>> BEGIN Records provided

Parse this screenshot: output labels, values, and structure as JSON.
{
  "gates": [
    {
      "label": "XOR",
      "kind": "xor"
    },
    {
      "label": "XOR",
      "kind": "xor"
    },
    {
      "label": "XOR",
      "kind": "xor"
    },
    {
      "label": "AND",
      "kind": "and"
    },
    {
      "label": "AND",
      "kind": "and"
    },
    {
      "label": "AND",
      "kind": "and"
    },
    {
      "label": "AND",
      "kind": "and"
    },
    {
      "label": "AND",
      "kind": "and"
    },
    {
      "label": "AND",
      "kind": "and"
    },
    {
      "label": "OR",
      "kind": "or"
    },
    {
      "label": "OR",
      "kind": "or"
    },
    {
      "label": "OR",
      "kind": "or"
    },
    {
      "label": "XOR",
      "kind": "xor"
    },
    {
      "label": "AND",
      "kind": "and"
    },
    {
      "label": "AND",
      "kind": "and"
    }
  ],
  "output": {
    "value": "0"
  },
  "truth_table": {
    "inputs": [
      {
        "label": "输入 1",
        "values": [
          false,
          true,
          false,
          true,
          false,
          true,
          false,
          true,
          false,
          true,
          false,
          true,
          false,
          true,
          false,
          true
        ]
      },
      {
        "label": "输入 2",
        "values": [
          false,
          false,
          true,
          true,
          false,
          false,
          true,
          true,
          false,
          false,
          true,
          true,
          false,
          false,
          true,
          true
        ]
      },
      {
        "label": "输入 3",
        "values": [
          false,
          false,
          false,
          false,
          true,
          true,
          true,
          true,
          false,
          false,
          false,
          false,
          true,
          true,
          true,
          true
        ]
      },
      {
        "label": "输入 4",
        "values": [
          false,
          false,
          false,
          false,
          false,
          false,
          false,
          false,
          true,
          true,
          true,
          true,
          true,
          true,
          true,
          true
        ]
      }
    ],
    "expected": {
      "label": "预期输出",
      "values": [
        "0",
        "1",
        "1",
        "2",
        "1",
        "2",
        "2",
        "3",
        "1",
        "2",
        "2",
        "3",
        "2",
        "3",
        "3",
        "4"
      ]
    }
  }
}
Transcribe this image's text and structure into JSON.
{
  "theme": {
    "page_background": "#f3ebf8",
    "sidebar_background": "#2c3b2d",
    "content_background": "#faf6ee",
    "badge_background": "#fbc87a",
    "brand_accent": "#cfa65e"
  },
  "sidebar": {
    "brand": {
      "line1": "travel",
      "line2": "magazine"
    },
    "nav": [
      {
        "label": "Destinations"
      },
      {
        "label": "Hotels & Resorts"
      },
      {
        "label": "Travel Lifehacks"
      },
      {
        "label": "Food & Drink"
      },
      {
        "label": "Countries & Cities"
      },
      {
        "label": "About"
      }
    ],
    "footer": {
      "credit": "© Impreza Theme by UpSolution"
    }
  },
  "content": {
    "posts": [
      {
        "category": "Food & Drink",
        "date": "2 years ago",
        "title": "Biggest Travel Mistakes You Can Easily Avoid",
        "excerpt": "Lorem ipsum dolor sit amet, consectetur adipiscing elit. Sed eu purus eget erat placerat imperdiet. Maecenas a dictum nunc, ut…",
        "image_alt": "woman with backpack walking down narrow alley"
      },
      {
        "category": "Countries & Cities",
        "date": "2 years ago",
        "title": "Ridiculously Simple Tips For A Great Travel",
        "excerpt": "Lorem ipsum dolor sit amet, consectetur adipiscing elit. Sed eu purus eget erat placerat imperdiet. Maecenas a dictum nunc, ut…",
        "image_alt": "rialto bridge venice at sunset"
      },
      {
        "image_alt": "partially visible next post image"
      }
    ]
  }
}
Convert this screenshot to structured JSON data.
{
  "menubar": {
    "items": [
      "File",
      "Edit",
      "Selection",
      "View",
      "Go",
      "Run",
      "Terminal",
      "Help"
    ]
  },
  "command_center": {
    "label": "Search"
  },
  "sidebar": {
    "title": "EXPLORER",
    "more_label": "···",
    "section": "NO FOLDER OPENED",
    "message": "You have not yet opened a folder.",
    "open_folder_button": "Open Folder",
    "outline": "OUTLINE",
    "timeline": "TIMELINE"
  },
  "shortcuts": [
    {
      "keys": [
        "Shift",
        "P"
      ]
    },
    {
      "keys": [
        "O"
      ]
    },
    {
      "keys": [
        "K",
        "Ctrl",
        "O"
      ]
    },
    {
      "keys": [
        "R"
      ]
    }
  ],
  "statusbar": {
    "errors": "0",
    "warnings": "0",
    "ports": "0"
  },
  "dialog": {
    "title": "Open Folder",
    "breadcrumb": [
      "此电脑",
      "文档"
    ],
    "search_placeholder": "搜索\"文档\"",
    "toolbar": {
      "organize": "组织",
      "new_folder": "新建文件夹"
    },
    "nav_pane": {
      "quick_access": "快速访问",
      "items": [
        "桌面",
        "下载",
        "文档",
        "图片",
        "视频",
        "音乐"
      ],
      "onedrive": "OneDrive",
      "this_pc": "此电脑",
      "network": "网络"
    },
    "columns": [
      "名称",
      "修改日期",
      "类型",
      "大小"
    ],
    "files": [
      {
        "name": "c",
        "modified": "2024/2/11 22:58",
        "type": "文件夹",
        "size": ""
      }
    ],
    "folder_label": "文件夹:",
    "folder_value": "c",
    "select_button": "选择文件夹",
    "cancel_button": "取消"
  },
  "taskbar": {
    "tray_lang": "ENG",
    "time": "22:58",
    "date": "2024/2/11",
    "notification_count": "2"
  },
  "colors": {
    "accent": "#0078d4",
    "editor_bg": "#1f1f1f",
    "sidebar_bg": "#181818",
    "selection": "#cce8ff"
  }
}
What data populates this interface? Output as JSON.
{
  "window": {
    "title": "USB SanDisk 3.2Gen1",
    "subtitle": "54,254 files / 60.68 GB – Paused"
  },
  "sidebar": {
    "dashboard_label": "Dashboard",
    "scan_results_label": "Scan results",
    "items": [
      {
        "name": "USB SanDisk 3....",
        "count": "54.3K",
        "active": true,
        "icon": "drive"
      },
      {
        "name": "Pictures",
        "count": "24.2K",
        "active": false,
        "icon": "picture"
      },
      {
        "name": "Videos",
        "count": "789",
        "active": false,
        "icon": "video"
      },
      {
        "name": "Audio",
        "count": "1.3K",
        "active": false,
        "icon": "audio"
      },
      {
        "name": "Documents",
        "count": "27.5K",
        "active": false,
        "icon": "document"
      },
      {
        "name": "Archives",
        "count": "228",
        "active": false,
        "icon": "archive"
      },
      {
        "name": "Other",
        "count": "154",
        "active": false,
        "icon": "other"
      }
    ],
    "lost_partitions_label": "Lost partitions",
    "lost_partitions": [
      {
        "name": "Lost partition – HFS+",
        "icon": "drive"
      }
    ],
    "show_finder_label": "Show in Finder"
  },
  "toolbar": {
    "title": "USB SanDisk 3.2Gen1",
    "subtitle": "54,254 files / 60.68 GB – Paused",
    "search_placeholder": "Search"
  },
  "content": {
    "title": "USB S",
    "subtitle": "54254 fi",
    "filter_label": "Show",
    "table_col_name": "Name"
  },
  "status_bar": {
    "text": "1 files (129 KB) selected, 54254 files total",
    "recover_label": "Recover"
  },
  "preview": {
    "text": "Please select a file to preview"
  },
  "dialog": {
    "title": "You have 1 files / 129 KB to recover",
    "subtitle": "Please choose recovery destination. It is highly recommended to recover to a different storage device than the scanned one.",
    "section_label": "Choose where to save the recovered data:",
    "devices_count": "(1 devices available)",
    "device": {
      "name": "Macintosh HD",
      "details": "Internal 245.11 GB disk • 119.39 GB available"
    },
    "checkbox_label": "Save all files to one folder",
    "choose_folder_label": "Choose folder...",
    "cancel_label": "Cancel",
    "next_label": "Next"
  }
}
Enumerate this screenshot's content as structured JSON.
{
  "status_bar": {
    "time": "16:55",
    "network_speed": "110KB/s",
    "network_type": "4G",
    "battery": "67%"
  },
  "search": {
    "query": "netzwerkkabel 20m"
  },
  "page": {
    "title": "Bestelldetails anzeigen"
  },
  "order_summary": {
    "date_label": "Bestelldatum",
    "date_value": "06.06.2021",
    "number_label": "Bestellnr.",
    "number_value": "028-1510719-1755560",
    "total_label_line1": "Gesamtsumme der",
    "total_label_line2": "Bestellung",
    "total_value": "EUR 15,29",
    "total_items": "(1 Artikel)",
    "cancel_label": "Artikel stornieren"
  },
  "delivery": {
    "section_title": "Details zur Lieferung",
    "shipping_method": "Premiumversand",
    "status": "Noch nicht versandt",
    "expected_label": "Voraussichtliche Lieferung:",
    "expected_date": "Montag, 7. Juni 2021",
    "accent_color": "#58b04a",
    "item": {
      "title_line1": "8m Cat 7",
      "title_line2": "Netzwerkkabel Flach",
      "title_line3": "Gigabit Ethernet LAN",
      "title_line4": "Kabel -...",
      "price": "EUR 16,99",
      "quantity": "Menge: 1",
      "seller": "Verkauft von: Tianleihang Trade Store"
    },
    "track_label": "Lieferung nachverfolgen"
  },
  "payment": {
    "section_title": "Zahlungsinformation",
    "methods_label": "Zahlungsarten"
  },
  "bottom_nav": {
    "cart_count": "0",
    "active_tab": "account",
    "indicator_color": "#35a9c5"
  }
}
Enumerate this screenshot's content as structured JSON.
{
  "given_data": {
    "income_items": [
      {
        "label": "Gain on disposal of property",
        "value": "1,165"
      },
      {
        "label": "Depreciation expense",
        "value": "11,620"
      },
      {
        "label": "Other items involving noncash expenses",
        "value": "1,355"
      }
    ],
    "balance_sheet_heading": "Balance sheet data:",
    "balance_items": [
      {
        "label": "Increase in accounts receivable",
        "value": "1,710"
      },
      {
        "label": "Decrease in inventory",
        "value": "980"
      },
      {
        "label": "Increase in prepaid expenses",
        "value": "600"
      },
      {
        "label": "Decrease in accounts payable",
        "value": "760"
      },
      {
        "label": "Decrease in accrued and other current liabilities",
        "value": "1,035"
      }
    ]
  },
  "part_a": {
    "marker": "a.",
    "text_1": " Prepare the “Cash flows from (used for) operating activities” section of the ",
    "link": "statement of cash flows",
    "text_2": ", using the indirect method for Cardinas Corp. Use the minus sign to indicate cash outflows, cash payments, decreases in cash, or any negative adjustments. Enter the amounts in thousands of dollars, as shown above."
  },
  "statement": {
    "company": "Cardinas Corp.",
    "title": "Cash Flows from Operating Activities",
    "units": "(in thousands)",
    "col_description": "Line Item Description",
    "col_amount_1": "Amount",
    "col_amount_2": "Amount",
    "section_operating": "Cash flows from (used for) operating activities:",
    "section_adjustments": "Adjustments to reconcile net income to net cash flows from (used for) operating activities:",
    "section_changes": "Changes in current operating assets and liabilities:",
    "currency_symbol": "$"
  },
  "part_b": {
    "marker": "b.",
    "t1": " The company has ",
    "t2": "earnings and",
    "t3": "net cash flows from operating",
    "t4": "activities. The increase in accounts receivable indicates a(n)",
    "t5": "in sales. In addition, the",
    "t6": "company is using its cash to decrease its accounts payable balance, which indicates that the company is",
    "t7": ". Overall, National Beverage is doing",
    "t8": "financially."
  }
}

>> END Records provided

> [What is asked] Each line above that holds the string "category" should be copied and shown.

> [Exercise result]
        "category": "Food & Drink",
        "category": "Countries & Cities",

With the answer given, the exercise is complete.